_THE PROBLEM_
Strip the pictures and reproduce the rest of the listing exactly.

_THE RECORDS_

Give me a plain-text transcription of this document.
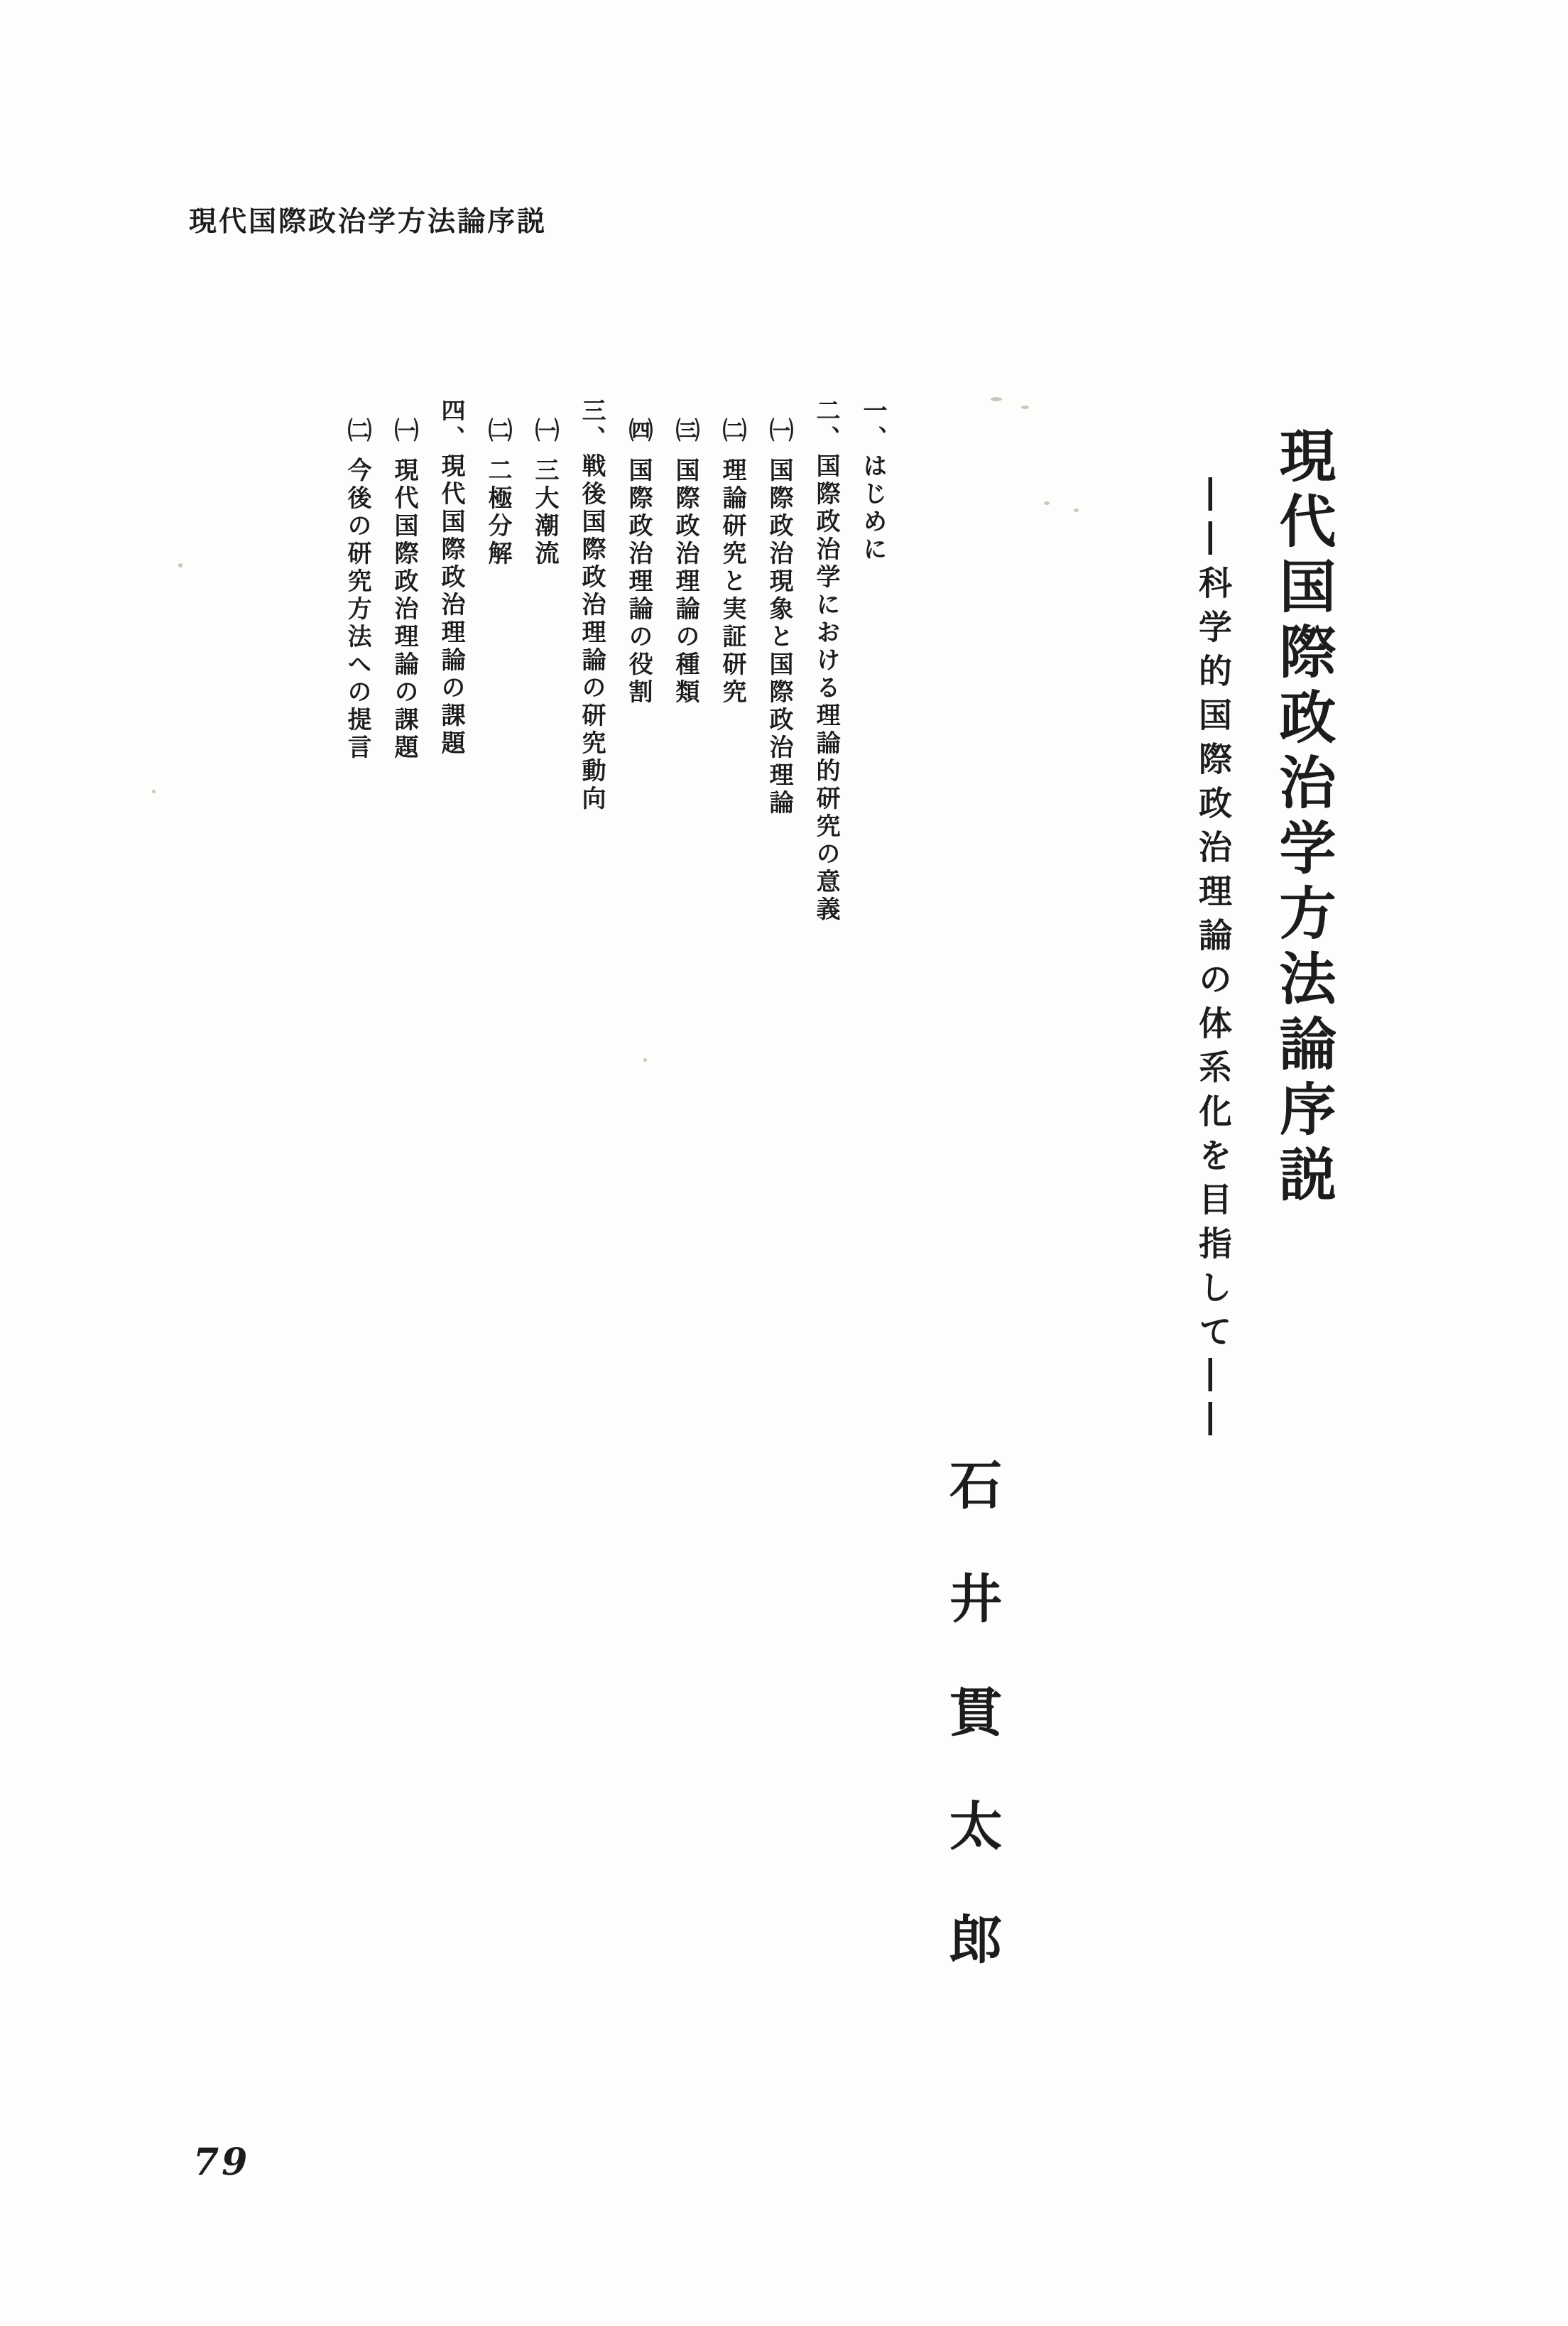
現代国際政治学方法論序説
現代国際政治学方法論序説
――科学的国際政治理論の体系化を目指して――
石井貫太郎
一、はじめに
二、国際政治学における理論的研究の意義
㈠ 国際政治現象と国際政治理論
㈡ 理論研究と実証研究
㈢ 国際政治理論の種類
㈣ 国際政治理論の役割
三、戦後国際政治理論の研究動向
㈠ 三大潮流
㈡ 二極分解
四、現代国際政治理論の課題
㈠ 現代国際政治理論の課題
㈡ 今後の研究方法への提言
79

_SOLUTION BELOW_
Give me a plain-text transcription of this document.
現代国際政治学方法論序説
現代国際政治学方法論序説
――科学的国際政治理論の体系化を目指して――
石井貫太郎
一、はじめに
二、国際政治学における理論的研究の意義
㈠ 国際政治現象と国際政治理論
㈡ 理論研究と実証研究
㈢ 国際政治理論の種類
㈣ 国際政治理論の役割
三、戦後国際政治理論の研究動向
㈠ 三大潮流
㈡ 二極分解
四、現代国際政治理論の課題
㈠ 現代国際政治理論の課題
㈡ 今後の研究方法への提言
79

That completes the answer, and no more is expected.